SUPPLIED TEXT:
+++
In the doublet cases, the TZT structure of the neutrino mass matrix gives the following vanishing conditions:

$$\begin{aligned} {\mathcal {M}}_{\nu _L} = - {\mathcal {M}}_D {\mathcal {M}}_R^{-1} {\mathcal {M}}_D^T = U_{\text {PMNS}}^* \text {diag}(m_1,m_2,m_3) U_{\text {PMNS}}^\dag . \end{aligned}$$

(13)

In the case of the minimal gauged U(1)\(_{L_\mu -L_\tau }\) model with a doublet scalar with U(1)\(_{L_\mu -L_\tau }\) charge \(+1\), both sides of Eq. (13) have zeros in the \((e,\mu )\) and \((\mu ,\mu )\) components. Then, we obtain the vanishing conditions from Eq. (13) and can analyze these in the same way as the singlet case.

3.2 Analyses of vanishing conditions

Equations (11) and (12) are two complex equations. Therefore, by solving these conditional equations, we can obtain four real parameters, namely the Dirac CP phase \(\delta \), Majorana CP phases \(\alpha _{2,3}\), and mass eigenvalue of the active neutrino \(m_1\), as functions of the neutrino oscillation parameters \(\theta _{12}\), \(\theta _{23}\), \(\theta _{13}\), \(\Delta m^2_{21}\), and \(\Delta m^2_{3\ell }\). We analyze these conditions, following Refs. [64, 65]. From Eqs. (11) and (12), we obtain

$$\begin{aligned} e^{i\alpha _2}&=\frac{m_2}{m_1} R_2 (\delta ), \quad e^{i\alpha _3} =\frac{m_3}{m_1} R_3 (\delta ), \end{aligned}$$

(14)

with

$$\begin{aligned} R_2 \equiv \frac{V_{\mu 1} V^*_{e2}}{V_{\mu 2} V^*_{e1}}, \quad R_3 \equiv \frac{V_{\mu 1} V^*_{e3}}{V_{\mu 3} V^*_{e1}}, \end{aligned}$$

(15)

where we have used \({\widetilde{V}}^T = V^{-1}\) and \(\text {det}V=1\) with \({\widetilde{V}}\) being the cofactor matrix of V.⁴ In “Appendix A.1”, we give the explicit expressions for \(R_2\) and \(R_3\) in terms of neutrino oscillation parameters. By taking absolute values of Eq. (14), we obtain the mass ratios \(m_2/m_1\), \(m_3/m_1\) as functions of the Dirac CP phase:

$$\begin{aligned} \frac{m_2}{m_1} = \frac{1}{|R_2(\delta )|},\quad \frac{m_3}{m_1} = \frac{1}{|R_3(\delta )|}. \end{aligned}$$

(16)

In Fig. 1, we show the mass ratios \(m_2/m_1\) and \(m_3/m_1\) against the Dirac CP phase \(\delta \). The bands show uncertainty coming from the 1\(\sigma \) error in \(\theta _{12}\), which gives dominant contributions. For input parameters of the neutrino mixing angles, we use the NO values in Table 4. We find that the NO: \(m_1< m_2 < m_3\) is realized in \(0 \le \delta \le 2\pi \) from this figure, while the IO is not.
+++
[Layout region records]

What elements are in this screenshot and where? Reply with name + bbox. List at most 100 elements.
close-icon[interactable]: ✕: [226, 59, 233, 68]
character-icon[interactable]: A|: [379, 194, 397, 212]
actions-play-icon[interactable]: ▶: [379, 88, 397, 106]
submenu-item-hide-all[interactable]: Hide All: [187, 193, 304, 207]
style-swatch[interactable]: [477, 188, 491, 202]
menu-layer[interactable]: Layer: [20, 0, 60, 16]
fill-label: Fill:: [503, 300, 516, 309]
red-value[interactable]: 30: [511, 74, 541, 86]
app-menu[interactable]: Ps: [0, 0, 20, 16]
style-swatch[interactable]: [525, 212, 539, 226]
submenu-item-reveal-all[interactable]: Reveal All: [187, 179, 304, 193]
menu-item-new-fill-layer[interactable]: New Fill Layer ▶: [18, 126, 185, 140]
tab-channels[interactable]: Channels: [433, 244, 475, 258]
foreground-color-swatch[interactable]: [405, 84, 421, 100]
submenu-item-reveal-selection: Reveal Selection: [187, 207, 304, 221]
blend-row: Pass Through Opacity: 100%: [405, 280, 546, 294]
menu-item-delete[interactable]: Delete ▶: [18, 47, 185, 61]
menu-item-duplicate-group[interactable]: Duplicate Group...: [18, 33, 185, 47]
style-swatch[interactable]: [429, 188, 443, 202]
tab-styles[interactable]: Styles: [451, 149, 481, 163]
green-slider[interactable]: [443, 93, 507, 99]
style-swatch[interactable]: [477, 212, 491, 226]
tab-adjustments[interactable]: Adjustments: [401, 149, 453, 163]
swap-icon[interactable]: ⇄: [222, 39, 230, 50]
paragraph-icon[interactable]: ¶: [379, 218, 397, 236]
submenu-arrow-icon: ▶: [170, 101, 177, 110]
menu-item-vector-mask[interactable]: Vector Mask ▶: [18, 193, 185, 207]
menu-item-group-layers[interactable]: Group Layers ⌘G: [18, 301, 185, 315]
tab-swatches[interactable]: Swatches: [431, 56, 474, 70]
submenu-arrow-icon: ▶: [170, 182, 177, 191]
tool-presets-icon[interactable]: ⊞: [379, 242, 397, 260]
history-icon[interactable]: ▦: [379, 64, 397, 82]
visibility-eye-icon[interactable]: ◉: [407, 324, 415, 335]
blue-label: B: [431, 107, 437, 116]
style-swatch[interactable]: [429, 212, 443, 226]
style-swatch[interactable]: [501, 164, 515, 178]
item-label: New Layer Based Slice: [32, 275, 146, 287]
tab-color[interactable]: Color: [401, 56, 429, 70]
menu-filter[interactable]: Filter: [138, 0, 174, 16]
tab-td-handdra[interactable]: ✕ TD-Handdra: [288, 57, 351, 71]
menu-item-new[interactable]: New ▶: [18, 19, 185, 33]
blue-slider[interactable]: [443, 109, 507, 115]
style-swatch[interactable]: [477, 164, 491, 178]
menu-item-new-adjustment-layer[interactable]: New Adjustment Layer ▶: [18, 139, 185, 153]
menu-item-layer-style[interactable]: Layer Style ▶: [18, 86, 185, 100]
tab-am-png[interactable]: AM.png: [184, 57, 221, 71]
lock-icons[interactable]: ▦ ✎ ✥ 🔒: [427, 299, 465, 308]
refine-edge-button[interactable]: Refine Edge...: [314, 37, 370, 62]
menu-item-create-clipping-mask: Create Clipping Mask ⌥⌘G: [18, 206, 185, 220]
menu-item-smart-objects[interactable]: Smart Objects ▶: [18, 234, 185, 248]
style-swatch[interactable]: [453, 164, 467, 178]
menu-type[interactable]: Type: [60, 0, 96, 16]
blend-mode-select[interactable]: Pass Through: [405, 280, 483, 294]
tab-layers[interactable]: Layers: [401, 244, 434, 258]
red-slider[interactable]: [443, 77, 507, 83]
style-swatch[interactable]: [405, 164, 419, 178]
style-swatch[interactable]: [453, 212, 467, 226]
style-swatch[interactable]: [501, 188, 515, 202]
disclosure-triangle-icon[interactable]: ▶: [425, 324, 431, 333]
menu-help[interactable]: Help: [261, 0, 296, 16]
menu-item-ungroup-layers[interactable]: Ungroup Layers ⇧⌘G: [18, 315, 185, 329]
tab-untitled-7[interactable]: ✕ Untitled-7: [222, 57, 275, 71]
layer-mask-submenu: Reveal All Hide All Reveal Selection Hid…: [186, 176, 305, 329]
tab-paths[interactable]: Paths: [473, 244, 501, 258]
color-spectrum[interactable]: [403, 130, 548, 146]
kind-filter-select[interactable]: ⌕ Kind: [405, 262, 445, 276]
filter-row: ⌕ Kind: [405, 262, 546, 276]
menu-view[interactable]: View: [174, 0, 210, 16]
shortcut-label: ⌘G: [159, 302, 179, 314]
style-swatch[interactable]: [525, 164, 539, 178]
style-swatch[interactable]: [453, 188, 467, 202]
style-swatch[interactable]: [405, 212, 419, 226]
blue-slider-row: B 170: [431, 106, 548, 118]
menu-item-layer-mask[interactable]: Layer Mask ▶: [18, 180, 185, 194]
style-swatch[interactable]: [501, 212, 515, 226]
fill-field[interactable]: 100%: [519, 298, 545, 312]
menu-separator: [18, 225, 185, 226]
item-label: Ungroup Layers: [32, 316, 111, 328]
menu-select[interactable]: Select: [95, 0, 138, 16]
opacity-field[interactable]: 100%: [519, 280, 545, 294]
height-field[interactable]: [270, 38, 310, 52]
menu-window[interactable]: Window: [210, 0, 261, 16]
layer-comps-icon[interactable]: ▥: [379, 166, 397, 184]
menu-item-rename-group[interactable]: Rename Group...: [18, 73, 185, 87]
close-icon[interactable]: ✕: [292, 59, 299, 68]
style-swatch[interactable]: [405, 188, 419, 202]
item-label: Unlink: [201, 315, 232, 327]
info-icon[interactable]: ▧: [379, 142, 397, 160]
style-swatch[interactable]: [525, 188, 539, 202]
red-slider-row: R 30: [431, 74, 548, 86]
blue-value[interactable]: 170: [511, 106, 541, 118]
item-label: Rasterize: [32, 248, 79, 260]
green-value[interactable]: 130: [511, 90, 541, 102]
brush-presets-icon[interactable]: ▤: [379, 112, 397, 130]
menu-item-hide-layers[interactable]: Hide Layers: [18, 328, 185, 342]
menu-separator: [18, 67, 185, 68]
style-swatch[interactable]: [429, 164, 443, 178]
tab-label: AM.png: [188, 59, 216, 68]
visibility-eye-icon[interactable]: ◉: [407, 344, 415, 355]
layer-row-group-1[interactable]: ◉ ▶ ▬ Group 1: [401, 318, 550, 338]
+++
THINGS TO DO:
1 > In the neutrino mass passage, reproduce the portion that begins at the words "In Fig. 1, we" and stops after "the IO is not.", switching "dominant" to "leading".
2 > List every neutrino oscillation parameter that the neutrino mass passage names as an input for the functions obtained by solving the conditional equations.

TASK-BY-TASK RESULTS:
1 >
In Fig. 1, we show the mass ratios \(m_2/m_1\) and \(m_3/m_1\) against the Dirac CP phase \(\delta \). The bands show uncertainty coming from the 1\(\sigma \) error in \(\theta _{12}\), which gives leading contributions. For input parameters of the neutrino mixing angles, we use the NO values in Table 4. We find that the NO: \(m_1< m_2 < m_3\) is realized in \(0 \le \delta \le 2\pi \) from this figure, while the IO is not.

2 > θ_12, θ_23, θ_13, Δm²_21, Δm²_3ℓ